**Job:** Count how many lines include "RECOVERY" and answer with that number only.

>> begin

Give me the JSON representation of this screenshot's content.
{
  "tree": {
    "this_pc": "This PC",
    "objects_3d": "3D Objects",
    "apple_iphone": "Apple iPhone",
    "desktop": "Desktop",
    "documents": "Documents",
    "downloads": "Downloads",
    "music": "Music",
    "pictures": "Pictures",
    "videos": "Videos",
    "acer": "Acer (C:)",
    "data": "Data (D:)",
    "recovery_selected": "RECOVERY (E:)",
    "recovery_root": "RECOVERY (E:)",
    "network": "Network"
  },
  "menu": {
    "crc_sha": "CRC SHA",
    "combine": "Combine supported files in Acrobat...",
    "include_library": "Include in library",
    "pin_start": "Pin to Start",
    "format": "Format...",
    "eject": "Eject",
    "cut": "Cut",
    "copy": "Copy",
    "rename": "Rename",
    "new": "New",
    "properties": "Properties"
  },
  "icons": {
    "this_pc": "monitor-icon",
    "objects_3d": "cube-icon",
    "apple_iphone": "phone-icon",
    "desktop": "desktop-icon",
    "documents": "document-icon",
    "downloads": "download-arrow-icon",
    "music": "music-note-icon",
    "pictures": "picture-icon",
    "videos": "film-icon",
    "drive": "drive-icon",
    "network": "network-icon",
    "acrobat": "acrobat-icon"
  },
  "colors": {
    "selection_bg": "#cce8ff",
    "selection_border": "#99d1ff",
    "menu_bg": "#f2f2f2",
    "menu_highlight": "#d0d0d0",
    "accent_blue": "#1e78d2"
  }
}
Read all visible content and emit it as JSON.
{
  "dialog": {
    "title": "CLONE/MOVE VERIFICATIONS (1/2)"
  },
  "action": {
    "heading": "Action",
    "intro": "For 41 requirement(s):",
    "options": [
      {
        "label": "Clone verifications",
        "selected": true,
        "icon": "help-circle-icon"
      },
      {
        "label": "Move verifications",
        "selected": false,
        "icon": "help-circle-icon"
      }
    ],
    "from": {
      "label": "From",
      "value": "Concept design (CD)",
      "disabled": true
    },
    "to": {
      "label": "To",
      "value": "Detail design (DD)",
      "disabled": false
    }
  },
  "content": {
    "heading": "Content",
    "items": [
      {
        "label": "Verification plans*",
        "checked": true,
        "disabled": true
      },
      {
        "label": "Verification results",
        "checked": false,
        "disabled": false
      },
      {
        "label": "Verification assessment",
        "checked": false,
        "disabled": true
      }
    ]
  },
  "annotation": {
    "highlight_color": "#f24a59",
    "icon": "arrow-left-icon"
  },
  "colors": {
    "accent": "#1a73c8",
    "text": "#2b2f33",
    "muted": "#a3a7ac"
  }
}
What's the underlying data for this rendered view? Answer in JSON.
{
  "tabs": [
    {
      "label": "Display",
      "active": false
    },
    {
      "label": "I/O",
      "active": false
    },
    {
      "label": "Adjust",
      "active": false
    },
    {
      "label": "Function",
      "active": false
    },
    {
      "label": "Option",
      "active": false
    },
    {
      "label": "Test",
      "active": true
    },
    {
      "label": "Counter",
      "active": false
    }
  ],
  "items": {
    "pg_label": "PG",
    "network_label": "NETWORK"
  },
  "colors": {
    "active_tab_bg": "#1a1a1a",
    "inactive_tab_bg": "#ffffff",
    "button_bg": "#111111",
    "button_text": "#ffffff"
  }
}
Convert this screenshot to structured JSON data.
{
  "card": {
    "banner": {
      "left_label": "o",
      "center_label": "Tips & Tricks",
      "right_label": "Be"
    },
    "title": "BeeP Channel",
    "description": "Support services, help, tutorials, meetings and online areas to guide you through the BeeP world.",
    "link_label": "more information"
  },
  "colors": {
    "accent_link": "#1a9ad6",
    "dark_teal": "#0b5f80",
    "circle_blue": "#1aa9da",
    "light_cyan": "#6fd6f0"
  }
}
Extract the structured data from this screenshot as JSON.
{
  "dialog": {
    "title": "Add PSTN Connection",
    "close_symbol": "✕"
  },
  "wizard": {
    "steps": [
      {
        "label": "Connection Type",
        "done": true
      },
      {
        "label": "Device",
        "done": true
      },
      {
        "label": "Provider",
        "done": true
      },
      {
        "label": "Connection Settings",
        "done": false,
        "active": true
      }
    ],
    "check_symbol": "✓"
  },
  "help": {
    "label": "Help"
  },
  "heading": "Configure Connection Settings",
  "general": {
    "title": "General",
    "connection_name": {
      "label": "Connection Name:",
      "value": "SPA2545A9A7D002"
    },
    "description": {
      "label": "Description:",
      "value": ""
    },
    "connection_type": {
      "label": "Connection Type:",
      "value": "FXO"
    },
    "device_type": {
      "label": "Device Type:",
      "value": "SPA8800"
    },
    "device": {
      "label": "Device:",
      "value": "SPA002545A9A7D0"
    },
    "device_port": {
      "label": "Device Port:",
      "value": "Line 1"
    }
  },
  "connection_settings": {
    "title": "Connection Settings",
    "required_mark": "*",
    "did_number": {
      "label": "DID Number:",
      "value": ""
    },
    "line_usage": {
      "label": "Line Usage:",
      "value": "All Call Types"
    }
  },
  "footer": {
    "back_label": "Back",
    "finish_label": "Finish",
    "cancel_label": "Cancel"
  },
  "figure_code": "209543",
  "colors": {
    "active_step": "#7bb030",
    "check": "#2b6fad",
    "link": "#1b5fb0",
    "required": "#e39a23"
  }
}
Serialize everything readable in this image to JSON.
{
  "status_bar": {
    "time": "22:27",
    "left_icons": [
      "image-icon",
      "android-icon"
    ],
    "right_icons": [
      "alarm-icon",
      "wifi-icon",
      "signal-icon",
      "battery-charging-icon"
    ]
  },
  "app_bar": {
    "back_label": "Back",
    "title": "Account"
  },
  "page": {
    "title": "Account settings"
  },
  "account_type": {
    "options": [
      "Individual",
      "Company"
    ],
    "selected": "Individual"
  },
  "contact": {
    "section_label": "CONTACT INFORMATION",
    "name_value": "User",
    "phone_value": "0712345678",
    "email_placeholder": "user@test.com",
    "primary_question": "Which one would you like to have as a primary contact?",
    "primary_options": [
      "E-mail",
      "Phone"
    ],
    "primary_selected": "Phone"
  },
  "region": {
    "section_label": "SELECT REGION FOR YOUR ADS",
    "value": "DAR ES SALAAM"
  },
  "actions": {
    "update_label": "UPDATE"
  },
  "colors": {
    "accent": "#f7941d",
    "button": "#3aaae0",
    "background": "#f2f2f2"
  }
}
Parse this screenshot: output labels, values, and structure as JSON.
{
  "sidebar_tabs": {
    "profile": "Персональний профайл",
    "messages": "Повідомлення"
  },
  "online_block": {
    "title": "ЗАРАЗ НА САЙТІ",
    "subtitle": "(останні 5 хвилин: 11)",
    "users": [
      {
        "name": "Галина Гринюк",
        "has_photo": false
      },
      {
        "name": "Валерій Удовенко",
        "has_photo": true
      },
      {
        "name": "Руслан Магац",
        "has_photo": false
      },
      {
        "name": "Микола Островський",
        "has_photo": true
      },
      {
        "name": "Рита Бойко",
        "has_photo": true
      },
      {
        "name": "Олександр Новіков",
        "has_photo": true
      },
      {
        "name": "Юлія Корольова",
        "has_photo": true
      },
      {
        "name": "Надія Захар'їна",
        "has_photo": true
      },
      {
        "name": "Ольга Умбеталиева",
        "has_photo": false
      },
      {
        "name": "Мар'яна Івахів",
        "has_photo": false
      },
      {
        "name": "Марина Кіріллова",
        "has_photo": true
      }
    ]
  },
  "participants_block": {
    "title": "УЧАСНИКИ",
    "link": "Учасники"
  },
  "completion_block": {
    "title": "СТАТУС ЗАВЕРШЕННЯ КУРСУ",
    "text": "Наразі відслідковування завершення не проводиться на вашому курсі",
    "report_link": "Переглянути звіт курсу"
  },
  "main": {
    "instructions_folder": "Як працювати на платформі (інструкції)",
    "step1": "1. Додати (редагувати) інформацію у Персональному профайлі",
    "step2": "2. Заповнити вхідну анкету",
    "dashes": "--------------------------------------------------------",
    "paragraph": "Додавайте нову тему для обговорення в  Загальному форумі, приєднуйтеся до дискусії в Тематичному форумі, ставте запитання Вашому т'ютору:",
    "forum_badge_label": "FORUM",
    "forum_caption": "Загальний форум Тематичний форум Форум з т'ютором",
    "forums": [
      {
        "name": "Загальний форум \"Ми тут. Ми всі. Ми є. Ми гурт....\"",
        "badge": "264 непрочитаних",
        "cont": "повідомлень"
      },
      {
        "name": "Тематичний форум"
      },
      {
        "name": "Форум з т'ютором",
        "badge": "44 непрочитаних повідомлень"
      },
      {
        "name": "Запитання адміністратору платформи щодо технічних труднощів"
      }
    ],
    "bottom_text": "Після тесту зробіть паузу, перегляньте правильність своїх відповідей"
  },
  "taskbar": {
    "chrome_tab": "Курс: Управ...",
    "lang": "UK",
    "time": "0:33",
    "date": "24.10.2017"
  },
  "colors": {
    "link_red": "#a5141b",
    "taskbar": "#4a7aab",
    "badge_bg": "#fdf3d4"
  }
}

>> end

**Problem solution:** 2